Dataset entries:
(begin)
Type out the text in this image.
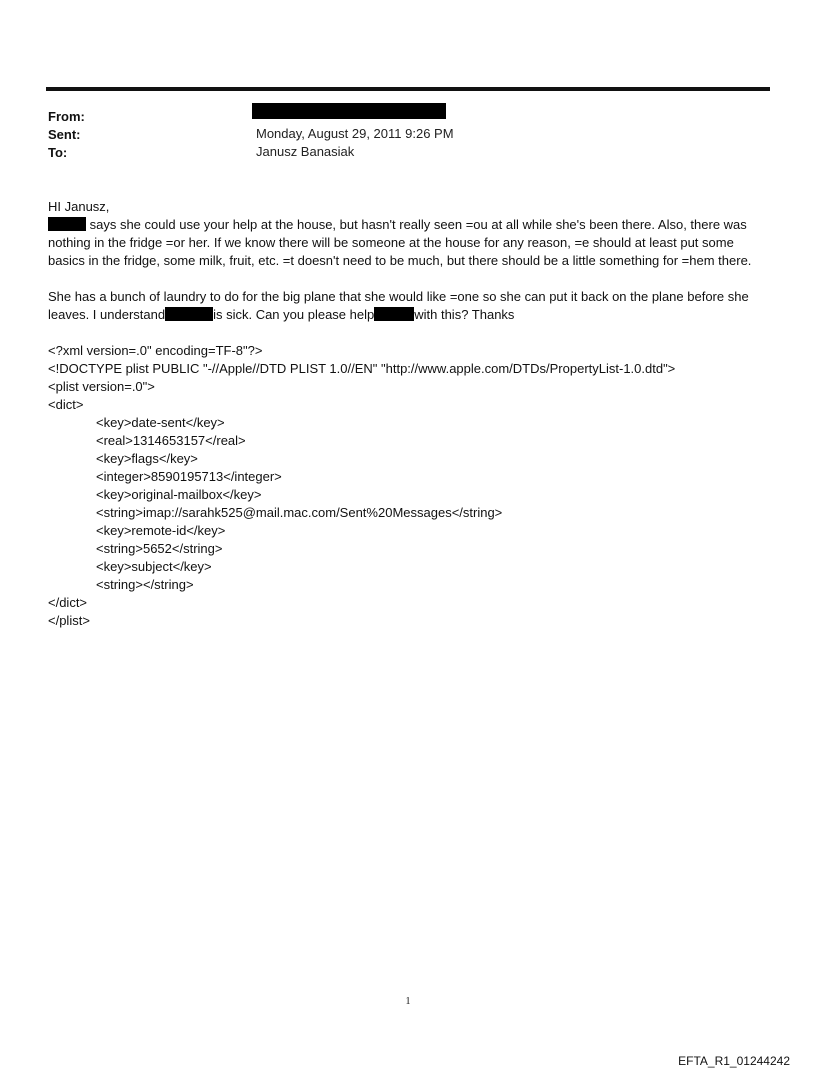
From:
Sent:	Monday, August 29, 2011 9:26 PM
To:	Janusz Banasiak
HI Janusz,
says she could use your help at the house, but hasn't really seen =ou at all while she's been there. Also, there was nothing in the fridge =or her. If we know there will be someone at the house for any reason, =e should at least put some basics in the fridge, some milk, fruit, etc. =t doesn't need to be much, but there should be a little something for =hem there.
She has a bunch of laundry to do for the big plane that she would like =one so she can put it back on the plane before she leaves. I understand	is sick. Can you please help	with this? Thanks
<?xml version=.0" encoding=TF-8"?>
<!DOCTYPE plist PUBLIC "-//Apple//DTD PLIST 1.0//EN" "http://www.apple.com/DTDs/PropertyList-1.0.dtd">
<plist version=.0">
<dict>
<key>date-sent</key>
<real>1314653157</real>
<key>flags</key>
<integer>8590195713</integer>
<key>original-mailbox</key>
<string>imap://sarahk525@mail.mac.com/Sent%20Messages</string>
<key>remote-id</key>
<string>5652</string>
<key>subject</key>
<string></string>
</dict>
</plist>
1
EFTA_R1_01244242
(end)
Work instructions -
Working from the material above, transcribe it exactly while omitting pictures.

Solution for this exercise -
Type out the text in this image.
From:
Sent:	Monday, August 29, 2011 9:26 PM
To:	Janusz Banasiak
HI Janusz,
says she could use your help at the house, but hasn't really seen =ou at all while she's been there. Also, there was nothing in the fridge =or her. If we know there will be someone at the house for any reason, =e should at least put some basics in the fridge, some milk, fruit, etc. =t doesn't need to be much, but there should be a little something for =hem there.
She has a bunch of laundry to do for the big plane that she would like =one so she can put it back on the plane before she leaves. I understand	is sick. Can you please help	with this? Thanks
<?xml version=.0" encoding=TF-8"?>
<!DOCTYPE plist PUBLIC "-//Apple//DTD PLIST 1.0//EN" "http://www.apple.com/DTDs/PropertyList-1.0.dtd">
<plist version=.0">
<dict>
<key>date-sent</key>
<real>1314653157</real>
<key>flags</key>
<integer>8590195713</integer>
<key>original-mailbox</key>
<string>imap://sarahk525@mail.mac.com/Sent%20Messages</string>
<key>remote-id</key>
<string>5652</string>
<key>subject</key>
<string></string>
</dict>
</plist>
1
EFTA_R1_01244242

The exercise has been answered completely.